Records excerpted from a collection
____________

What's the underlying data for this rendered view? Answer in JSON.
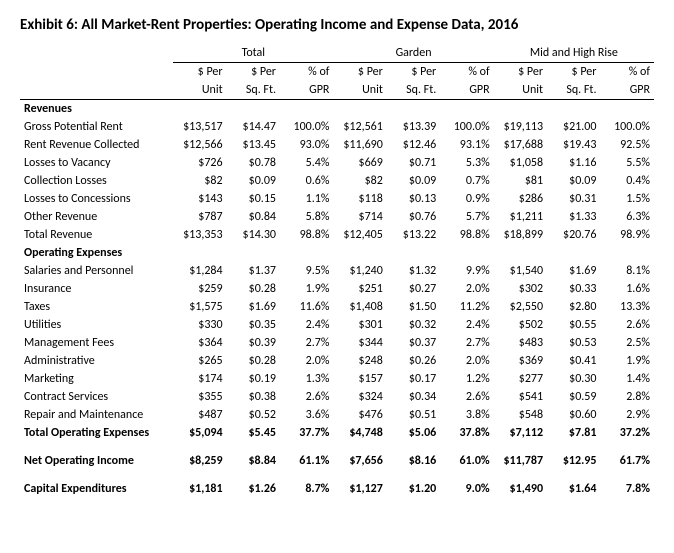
{
  "title": "Exhibit 6: All Market-Rent Properties: Operating Income and Expense Data, 2016",
  "groups": [
    "Total",
    "Garden",
    "Mid and High Rise"
  ],
  "subheaders": {
    "unit_l1": "$ Per",
    "unit_l2": "Unit",
    "sqft_l1": "$ Per",
    "sqft_l2": "Sq. Ft.",
    "pct_l1": "% of",
    "pct_l2": "GPR"
  },
  "sections": {
    "revenues": "Revenues",
    "opex": "Operating Expenses"
  },
  "rows": {
    "gpr": {
      "label": "Gross Potential Rent",
      "t": [
        "$13,517",
        "$14.47",
        "100.0%"
      ],
      "g": [
        "$12,561",
        "$13.39",
        "100.0%"
      ],
      "m": [
        "$19,113",
        "$21.00",
        "100.0%"
      ]
    },
    "rrc": {
      "label": "Rent Revenue Collected",
      "t": [
        "$12,566",
        "$13.45",
        "93.0%"
      ],
      "g": [
        "$11,690",
        "$12.46",
        "93.1%"
      ],
      "m": [
        "$17,688",
        "$19.43",
        "92.5%"
      ]
    },
    "lvac": {
      "label": "Losses to Vacancy",
      "t": [
        "$726",
        "$0.78",
        "5.4%"
      ],
      "g": [
        "$669",
        "$0.71",
        "5.3%"
      ],
      "m": [
        "$1,058",
        "$1.16",
        "5.5%"
      ]
    },
    "lcol": {
      "label": "Collection Losses",
      "t": [
        "$82",
        "$0.09",
        "0.6%"
      ],
      "g": [
        "$82",
        "$0.09",
        "0.7%"
      ],
      "m": [
        "$81",
        "$0.09",
        "0.4%"
      ]
    },
    "lcon": {
      "label": "Losses to Concessions",
      "t": [
        "$143",
        "$0.15",
        "1.1%"
      ],
      "g": [
        "$118",
        "$0.13",
        "0.9%"
      ],
      "m": [
        "$286",
        "$0.31",
        "1.5%"
      ]
    },
    "orev": {
      "label": "Other Revenue",
      "t": [
        "$787",
        "$0.84",
        "5.8%"
      ],
      "g": [
        "$714",
        "$0.76",
        "5.7%"
      ],
      "m": [
        "$1,211",
        "$1.33",
        "6.3%"
      ]
    },
    "trev": {
      "label": "Total Revenue",
      "t": [
        "$13,353",
        "$14.30",
        "98.8%"
      ],
      "g": [
        "$12,405",
        "$13.22",
        "98.8%"
      ],
      "m": [
        "$18,899",
        "$20.76",
        "98.9%"
      ]
    },
    "sal": {
      "label": "Salaries and Personnel",
      "t": [
        "$1,284",
        "$1.37",
        "9.5%"
      ],
      "g": [
        "$1,240",
        "$1.32",
        "9.9%"
      ],
      "m": [
        "$1,540",
        "$1.69",
        "8.1%"
      ]
    },
    "ins": {
      "label": "Insurance",
      "t": [
        "$259",
        "$0.28",
        "1.9%"
      ],
      "g": [
        "$251",
        "$0.27",
        "2.0%"
      ],
      "m": [
        "$302",
        "$0.33",
        "1.6%"
      ]
    },
    "tax": {
      "label": "Taxes",
      "t": [
        "$1,575",
        "$1.69",
        "11.6%"
      ],
      "g": [
        "$1,408",
        "$1.50",
        "11.2%"
      ],
      "m": [
        "$2,550",
        "$2.80",
        "13.3%"
      ]
    },
    "util": {
      "label": "Utilities",
      "t": [
        "$330",
        "$0.35",
        "2.4%"
      ],
      "g": [
        "$301",
        "$0.32",
        "2.4%"
      ],
      "m": [
        "$502",
        "$0.55",
        "2.6%"
      ]
    },
    "mgmt": {
      "label": "Management Fees",
      "t": [
        "$364",
        "$0.39",
        "2.7%"
      ],
      "g": [
        "$344",
        "$0.37",
        "2.7%"
      ],
      "m": [
        "$483",
        "$0.53",
        "2.5%"
      ]
    },
    "admin": {
      "label": "Administrative",
      "t": [
        "$265",
        "$0.28",
        "2.0%"
      ],
      "g": [
        "$248",
        "$0.26",
        "2.0%"
      ],
      "m": [
        "$369",
        "$0.41",
        "1.9%"
      ]
    },
    "mkt": {
      "label": "Marketing",
      "t": [
        "$174",
        "$0.19",
        "1.3%"
      ],
      "g": [
        "$157",
        "$0.17",
        "1.2%"
      ],
      "m": [
        "$277",
        "$0.30",
        "1.4%"
      ]
    },
    "csvc": {
      "label": "Contract Services",
      "t": [
        "$355",
        "$0.38",
        "2.6%"
      ],
      "g": [
        "$324",
        "$0.34",
        "2.6%"
      ],
      "m": [
        "$541",
        "$0.59",
        "2.8%"
      ]
    },
    "rm": {
      "label": "Repair and Maintenance",
      "t": [
        "$487",
        "$0.52",
        "3.6%"
      ],
      "g": [
        "$476",
        "$0.51",
        "3.8%"
      ],
      "m": [
        "$548",
        "$0.60",
        "2.9%"
      ]
    },
    "topex": {
      "label": "Total Operating Expenses",
      "t": [
        "$5,094",
        "$5.45",
        "37.7%"
      ],
      "g": [
        "$4,748",
        "$5.06",
        "37.8%"
      ],
      "m": [
        "$7,112",
        "$7.81",
        "37.2%"
      ]
    },
    "noi": {
      "label": "Net Operating Income",
      "t": [
        "$8,259",
        "$8.84",
        "61.1%"
      ],
      "g": [
        "$7,656",
        "$8.16",
        "61.0%"
      ],
      "m": [
        "$11,787",
        "$12.95",
        "61.7%"
      ]
    },
    "capex": {
      "label": "Capital Expenditures",
      "t": [
        "$1,181",
        "$1.26",
        "8.7%"
      ],
      "g": [
        "$1,127",
        "$1.20",
        "9.0%"
      ],
      "m": [
        "$1,490",
        "$1.64",
        "7.8%"
      ]
    }
  }
}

____________

TASK INSTRUCTIONS
Go through the data and count each line that has the word "Rent", then give the total alone.

EXPECTED ANSWER
3